──────── Given records ────────
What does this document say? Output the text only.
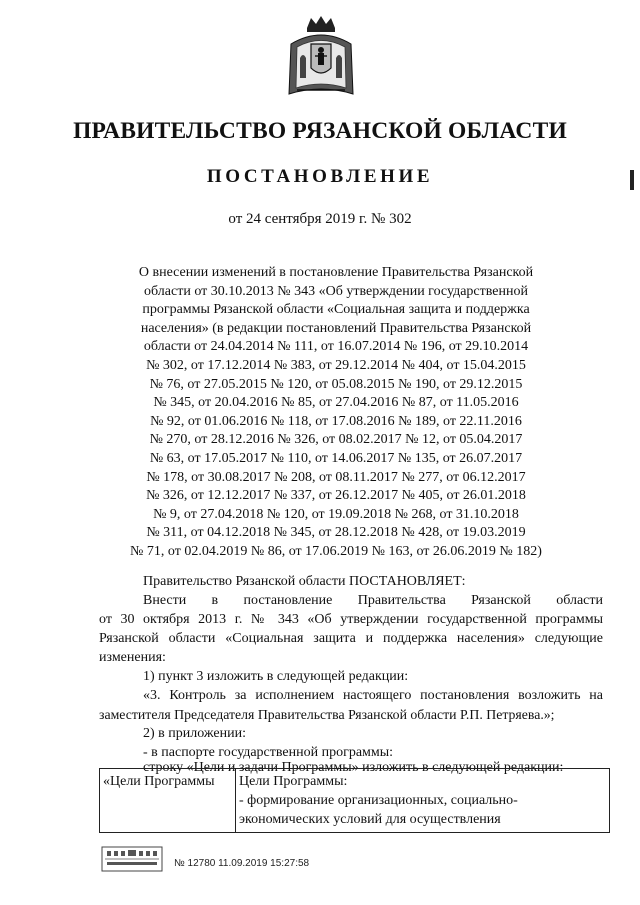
ПРАВИТЕЛЬСТВО РЯЗАНСКОЙ ОБЛАСТИ
ПОСТАНОВЛЕНИЕ
от 24 сентября 2019 г. № 302
О внесении изменений в постановление Правительства Рязанской
области от 30.10.2013 № 343 «Об утверждении государственной
программы Рязанской области «Социальная защита и поддержка
населения» (в редакции постановлений Правительства Рязанской
области от 24.04.2014 № 111, от 16.07.2014 № 196, от 29.10.2014
№ 302, от 17.12.2014 № 383, от 29.12.2014 № 404, от 15.04.2015
№ 76, от 27.05.2015 № 120, от 05.08.2015 № 190, от 29.12.2015
№ 345, от 20.04.2016 № 85, от 27.04.2016 № 87, от 11.05.2016
№ 92, от 01.06.2016 № 118, от 17.08.2016 № 189, от 22.11.2016
№ 270, от 28.12.2016 № 326, от 08.02.2017 № 12, от 05.04.2017
№ 63, от 17.05.2017 № 110, от 14.06.2017 № 135, от 26.07.2017
№ 178, от 30.08.2017 № 208, от 08.11.2017 № 277, от 06.12.2017
№ 326, от 12.12.2017 № 337, от 26.12.2017 № 405, от 26.01.2018
№ 9, от 27.04.2018 № 120, от 19.09.2018 № 268, от 31.10.2018
№ 311, от 04.12.2018 № 345, от 28.12.2018 № 428, от 19.03.2019
№ 71, от 02.04.2019 № 86, от 17.06.2019 № 163, от 26.06.2019 № 182)
Правительство Рязанской области ПОСТАНОВЛЯЕТ:
Внести в постановление Правительства Рязанской области
от 30 октября 2013 г. № 343 «Об утверждении государственной программы
Рязанской области «Социальная защита и поддержка населения» следующие
изменения:
1) пункт 3 изложить в следующей редакции:
«3. Контроль за исполнением настоящего постановления возложить на
заместителя Председателя Правительства Рязанской области Р.П. Петряева.»;
2) в приложении:
- в паспорте государственной программы:
строку «Цели и задачи Программы» изложить в следующей редакции:
«Цели Программы	Цели Программы:
- формирование организационных, социально-
экономических условий для осуществления
№ 12780 11.09.2019 15:27:58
────────
- Work instructions -
Restate the records above in full, word for word. Keep pictures out.

- Exercise output -
What does this document say? Output the text only.
ПРАВИТЕЛЬСТВО РЯЗАНСКОЙ ОБЛАСТИ
ПОСТАНОВЛЕНИЕ
от 24 сентября 2019 г. № 302
О внесении изменений в постановление Правительства Рязанской
области от 30.10.2013 № 343 «Об утверждении государственной
программы Рязанской области «Социальная защита и поддержка
населения» (в редакции постановлений Правительства Рязанской
области от 24.04.2014 № 111, от 16.07.2014 № 196, от 29.10.2014
№ 302, от 17.12.2014 № 383, от 29.12.2014 № 404, от 15.04.2015
№ 76, от 27.05.2015 № 120, от 05.08.2015 № 190, от 29.12.2015
№ 345, от 20.04.2016 № 85, от 27.04.2016 № 87, от 11.05.2016
№ 92, от 01.06.2016 № 118, от 17.08.2016 № 189, от 22.11.2016
№ 270, от 28.12.2016 № 326, от 08.02.2017 № 12, от 05.04.2017
№ 63, от 17.05.2017 № 110, от 14.06.2017 № 135, от 26.07.2017
№ 178, от 30.08.2017 № 208, от 08.11.2017 № 277, от 06.12.2017
№ 326, от 12.12.2017 № 337, от 26.12.2017 № 405, от 26.01.2018
№ 9, от 27.04.2018 № 120, от 19.09.2018 № 268, от 31.10.2018
№ 311, от 04.12.2018 № 345, от 28.12.2018 № 428, от 19.03.2019
№ 71, от 02.04.2019 № 86, от 17.06.2019 № 163, от 26.06.2019 № 182)
Правительство Рязанской области ПОСТАНОВЛЯЕТ:
Внести в постановление Правительства Рязанской области
от 30 октября 2013 г. № 343 «Об утверждении государственной программы
Рязанской области «Социальная защита и поддержка населения» следующие
изменения:
1) пункт 3 изложить в следующей редакции:
«3. Контроль за исполнением настоящего постановления возложить на
заместителя Председателя Правительства Рязанской области Р.П. Петряева.»;
2) в приложении:
- в паспорте государственной программы:
строку «Цели и задачи Программы» изложить в следующей редакции:
«Цели Программы	Цели Программы:
- формирование организационных, социально-
экономических условий для осуществления
№ 12780 11.09.2019 15:27:58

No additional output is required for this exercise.